↓↓↓

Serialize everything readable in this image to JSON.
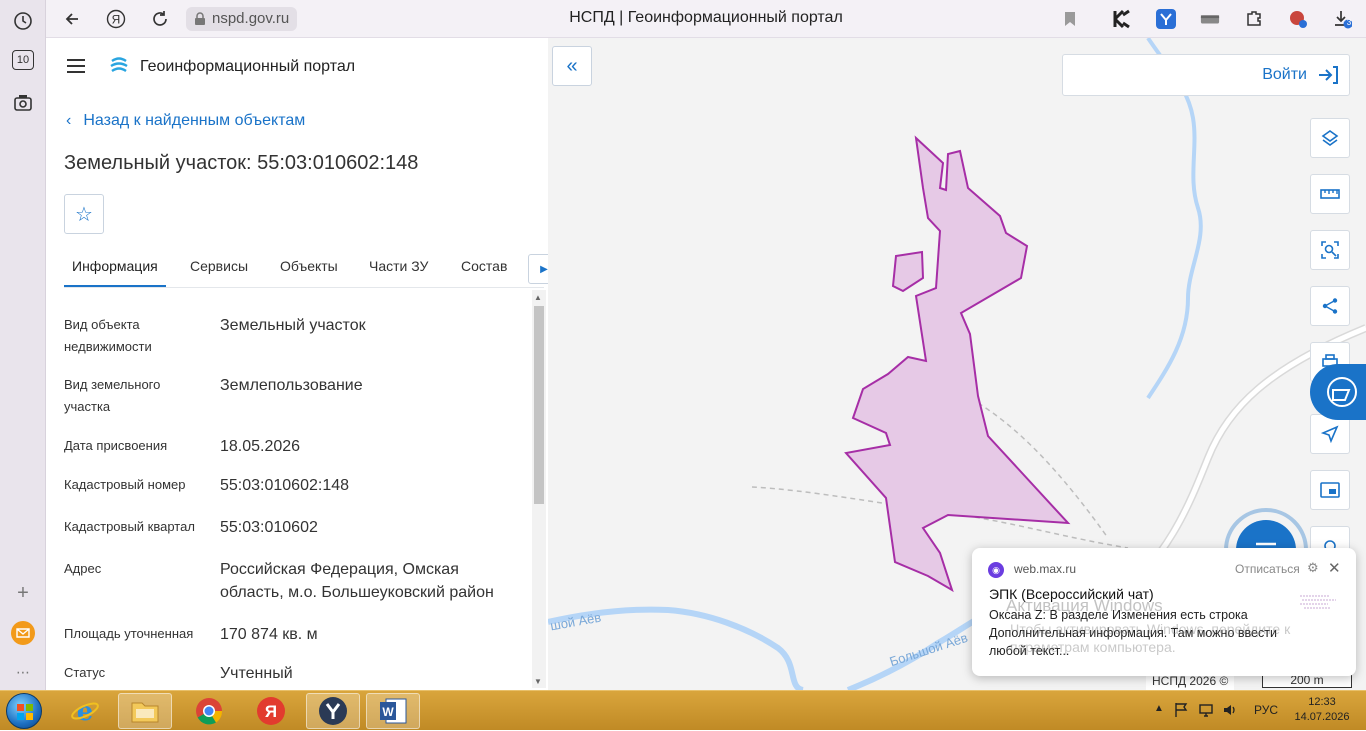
{
  "browser": {
    "url": "nspd.gov.ru",
    "page_title": "НСПД | Геоинформационный портал",
    "rail_tab_count": "10",
    "downloads_badge": "3"
  },
  "portal": {
    "name": "Геоинформационный портал",
    "back_label": "Назад к найденным объектам",
    "object_title": "Земельный участок: 55:03:010602:148"
  },
  "tabs": [
    "Информация",
    "Сервисы",
    "Объекты",
    "Части ЗУ",
    "Состав"
  ],
  "properties": [
    {
      "label": "Вид объекта недвижимости",
      "value": "Земельный участок"
    },
    {
      "label": "Вид земельного участка",
      "value": "Землепользование"
    },
    {
      "label": "Дата присвоения",
      "value": "18.05.2026"
    },
    {
      "label": "Кадастровый номер",
      "value": "55:03:010602:148"
    },
    {
      "label": "Кадастровый квартал",
      "value": "55:03:010602"
    },
    {
      "label": "Адрес",
      "value": "Российская Федерация, Омская область, м.о. Большеуковский район"
    },
    {
      "label": "Площадь уточненная",
      "value": "170 874 кв. м"
    },
    {
      "label": "Статус",
      "value": "Учтенный"
    }
  ],
  "map": {
    "login_label": "Войти",
    "river_label_1": "шой Аёв",
    "river_label_2": "Большой Аёв",
    "copyright": "НСПД 2026 ©",
    "scale": "200 m",
    "parcel_fill": "#e6c9e6",
    "parcel_stroke": "#a62ea6",
    "river_color": "#b5d5f7"
  },
  "notification": {
    "site": "web.max.ru",
    "unsubscribe": "Отписаться",
    "title": "ЭПК (Всероссийский чат)",
    "body": "Оксана Z: В разделе Изменения есть строка Дополнительная информация. Там можно ввести любой текст...",
    "watermark_1": "Активация Windows",
    "watermark_2": "Чтобы активировать Windows, перейдите к параметрам компьютера."
  },
  "taskbar": {
    "language": "РУС",
    "time": "12:33",
    "date": "14.07.2026"
  },
  "accent_color": "#1a73c8"
}
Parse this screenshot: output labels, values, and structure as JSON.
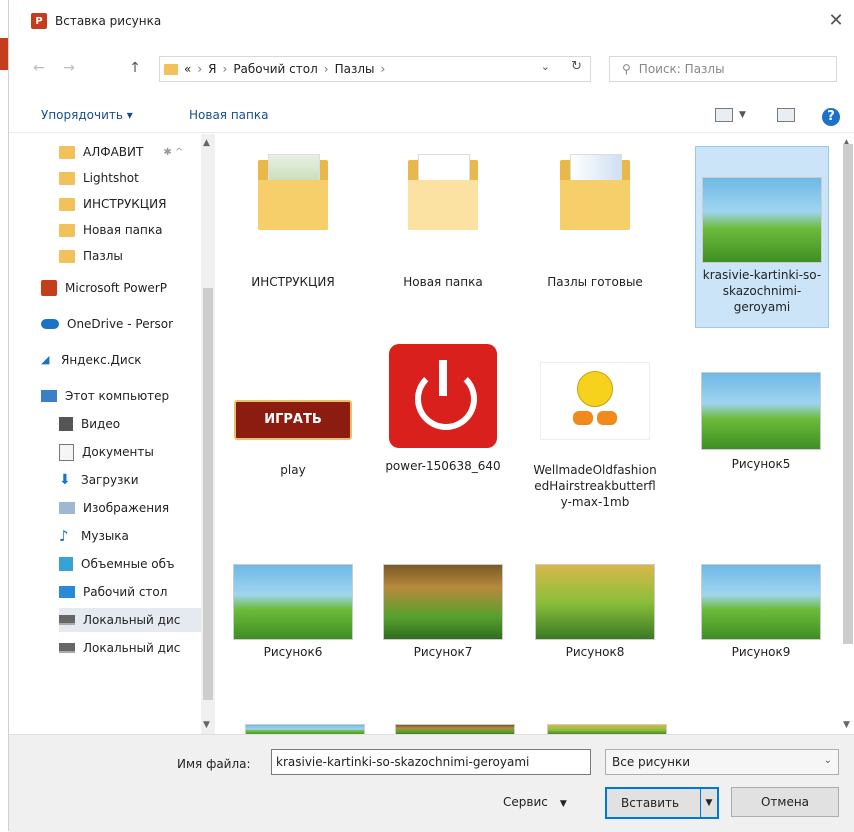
{
  "window": {
    "title": "Вставка рисунка",
    "close": "✕"
  },
  "nav": {
    "back": "←",
    "forward": "→",
    "up": "↑",
    "breadcrumbs": [
      "«",
      "Я",
      "Рабочий стол",
      "Пазлы"
    ],
    "search_placeholder": "Поиск: Пазлы"
  },
  "toolbar": {
    "organize": "Упорядочить ▾",
    "new_folder": "Новая папка",
    "help": "?"
  },
  "sidebar": {
    "items": [
      {
        "label": "АЛФАВИТ",
        "icon": "folder-icon"
      },
      {
        "label": "Lightshot",
        "icon": "folder-icon"
      },
      {
        "label": "ИНСТРУКЦИЯ",
        "icon": "folder-icon"
      },
      {
        "label": "Новая папка",
        "icon": "folder-icon"
      },
      {
        "label": "Пазлы",
        "icon": "folder-icon"
      },
      {
        "label": "Microsoft PowerP",
        "icon": "powerpoint-icon"
      },
      {
        "label": "OneDrive - Persor",
        "icon": "cloud-icon"
      },
      {
        "label": "Яндекс.Диск",
        "icon": "yandex-disk-icon"
      },
      {
        "label": "Этот компьютер",
        "icon": "computer-icon"
      },
      {
        "label": "Видео",
        "icon": "video-icon"
      },
      {
        "label": "Документы",
        "icon": "documents-icon"
      },
      {
        "label": "Загрузки",
        "icon": "downloads-icon"
      },
      {
        "label": "Изображения",
        "icon": "pictures-icon"
      },
      {
        "label": "Музыка",
        "icon": "music-icon"
      },
      {
        "label": "Объемные объ",
        "icon": "3d-objects-icon"
      },
      {
        "label": "Рабочий стол",
        "icon": "desktop-icon"
      },
      {
        "label": "Локальный дис",
        "icon": "drive-icon"
      },
      {
        "label": "Локальный дис",
        "icon": "drive-icon"
      }
    ]
  },
  "files": [
    {
      "name": "ИНСТРУКЦИЯ",
      "type": "folder"
    },
    {
      "name": "Новая папка",
      "type": "folder"
    },
    {
      "name": "Пазлы готовые",
      "type": "folder"
    },
    {
      "name": "krasivie-kartinki-so-skazochnimi-geroyami",
      "type": "image",
      "selected": true
    },
    {
      "name": "play",
      "type": "image",
      "button_text": "ИГРАТЬ"
    },
    {
      "name": "power-150638_640",
      "type": "image"
    },
    {
      "name": "WellmadeOldfashionedHairstreakbutterfly-max-1mb",
      "type": "image"
    },
    {
      "name": "Рисунок5",
      "type": "image"
    },
    {
      "name": "Рисунок6",
      "type": "image"
    },
    {
      "name": "Рисунок7",
      "type": "image"
    },
    {
      "name": "Рисунок8",
      "type": "image"
    },
    {
      "name": "Рисунок9",
      "type": "image"
    }
  ],
  "footer": {
    "filename_label": "Имя файла:",
    "filename_value": "krasivie-kartinki-so-skazochnimi-geroyami",
    "filter_value": "Все рисунки",
    "tools_label": "Сервис",
    "insert_label": "Вставить",
    "cancel_label": "Отмена"
  },
  "colors": {
    "accent": "#0078d7",
    "selection": "#cce4f7",
    "folder": "#f2c15a",
    "powerpoint": "#c43e1c"
  }
}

↑↑↑

Given request
Leave out the pictures and print each record exactly as it stands.

Answer below
Serialize everything readable in this image to JSON.
{
  "browser": {
    "url": "nspd.gov.ru",
    "page_title": "НСПД | Геоинформационный портал",
    "rail_tab_count": "10",
    "downloads_badge": "3"
  },
  "portal": {
    "name": "Геоинформационный портал",
    "back_label": "Назад к найденным объектам",
    "object_title": "Земельный участок: 55:03:010602:148"
  },
  "tabs": [
    "Информация",
    "Сервисы",
    "Объекты",
    "Части ЗУ",
    "Состав"
  ],
  "properties": [
    {
      "label": "Вид объекта недвижимости",
      "value": "Земельный участок"
    },
    {
      "label": "Вид земельного участка",
      "value": "Землепользование"
    },
    {
      "label": "Дата присвоения",
      "value": "18.05.2026"
    },
    {
      "label": "Кадастровый номер",
      "value": "55:03:010602:148"
    },
    {
      "label": "Кадастровый квартал",
      "value": "55:03:010602"
    },
    {
      "label": "Адрес",
      "value": "Российская Федерация, Омская область, м.о. Большеуковский район"
    },
    {
      "label": "Площадь уточненная",
      "value": "170 874 кв. м"
    },
    {
      "label": "Статус",
      "value": "Учтенный"
    }
  ],
  "map": {
    "login_label": "Войти",
    "river_label_1": "шой Аёв",
    "river_label_2": "Большой Аёв",
    "copyright": "НСПД 2026 ©",
    "scale": "200 m",
    "parcel_fill": "#e6c9e6",
    "parcel_stroke": "#a62ea6",
    "river_color": "#b5d5f7"
  },
  "notification": {
    "site": "web.max.ru",
    "unsubscribe": "Отписаться",
    "title": "ЭПК (Всероссийский чат)",
    "body": "Оксана Z: В разделе Изменения есть строка Дополнительная информация. Там можно ввести любой текст...",
    "watermark_1": "Активация Windows",
    "watermark_2": "Чтобы активировать Windows, перейдите к параметрам компьютера."
  },
  "taskbar": {
    "language": "РУС",
    "time": "12:33",
    "date": "14.07.2026"
  },
  "accent_color": "#1a73c8"
}
Parse this screenshot: output labels, values, and structure as JSON.
{
  "window": {
    "title": "Вставка рисунка",
    "close": "✕"
  },
  "nav": {
    "back": "←",
    "forward": "→",
    "up": "↑",
    "breadcrumbs": [
      "«",
      "Я",
      "Рабочий стол",
      "Пазлы"
    ],
    "search_placeholder": "Поиск: Пазлы"
  },
  "toolbar": {
    "organize": "Упорядочить ▾",
    "new_folder": "Новая папка",
    "help": "?"
  },
  "sidebar": {
    "items": [
      {
        "label": "АЛФАВИТ",
        "icon": "folder-icon"
      },
      {
        "label": "Lightshot",
        "icon": "folder-icon"
      },
      {
        "label": "ИНСТРУКЦИЯ",
        "icon": "folder-icon"
      },
      {
        "label": "Новая папка",
        "icon": "folder-icon"
      },
      {
        "label": "Пазлы",
        "icon": "folder-icon"
      },
      {
        "label": "Microsoft PowerP",
        "icon": "powerpoint-icon"
      },
      {
        "label": "OneDrive - Persor",
        "icon": "cloud-icon"
      },
      {
        "label": "Яндекс.Диск",
        "icon": "yandex-disk-icon"
      },
      {
        "label": "Этот компьютер",
        "icon": "computer-icon"
      },
      {
        "label": "Видео",
        "icon": "video-icon"
      },
      {
        "label": "Документы",
        "icon": "documents-icon"
      },
      {
        "label": "Загрузки",
        "icon": "downloads-icon"
      },
      {
        "label": "Изображения",
        "icon": "pictures-icon"
      },
      {
        "label": "Музыка",
        "icon": "music-icon"
      },
      {
        "label": "Объемные объ",
        "icon": "3d-objects-icon"
      },
      {
        "label": "Рабочий стол",
        "icon": "desktop-icon"
      },
      {
        "label": "Локальный дис",
        "icon": "drive-icon"
      },
      {
        "label": "Локальный дис",
        "icon": "drive-icon"
      }
    ]
  },
  "files": [
    {
      "name": "ИНСТРУКЦИЯ",
      "type": "folder"
    },
    {
      "name": "Новая папка",
      "type": "folder"
    },
    {
      "name": "Пазлы готовые",
      "type": "folder"
    },
    {
      "name": "krasivie-kartinki-so-skazochnimi-geroyami",
      "type": "image",
      "selected": true
    },
    {
      "name": "play",
      "type": "image",
      "button_text": "ИГРАТЬ"
    },
    {
      "name": "power-150638_640",
      "type": "image"
    },
    {
      "name": "WellmadeOldfashionedHairstreakbutterfly-max-1mb",
      "type": "image"
    },
    {
      "name": "Рисунок5",
      "type": "image"
    },
    {
      "name": "Рисунок6",
      "type": "image"
    },
    {
      "name": "Рисунок7",
      "type": "image"
    },
    {
      "name": "Рисунок8",
      "type": "image"
    },
    {
      "name": "Рисунок9",
      "type": "image"
    }
  ],
  "footer": {
    "filename_label": "Имя файла:",
    "filename_value": "krasivie-kartinki-so-skazochnimi-geroyami",
    "filter_value": "Все рисунки",
    "tools_label": "Сервис",
    "insert_label": "Вставить",
    "cancel_label": "Отмена"
  },
  "colors": {
    "accent": "#0078d7",
    "selection": "#cce4f7",
    "folder": "#f2c15a",
    "powerpoint": "#c43e1c"
  }
}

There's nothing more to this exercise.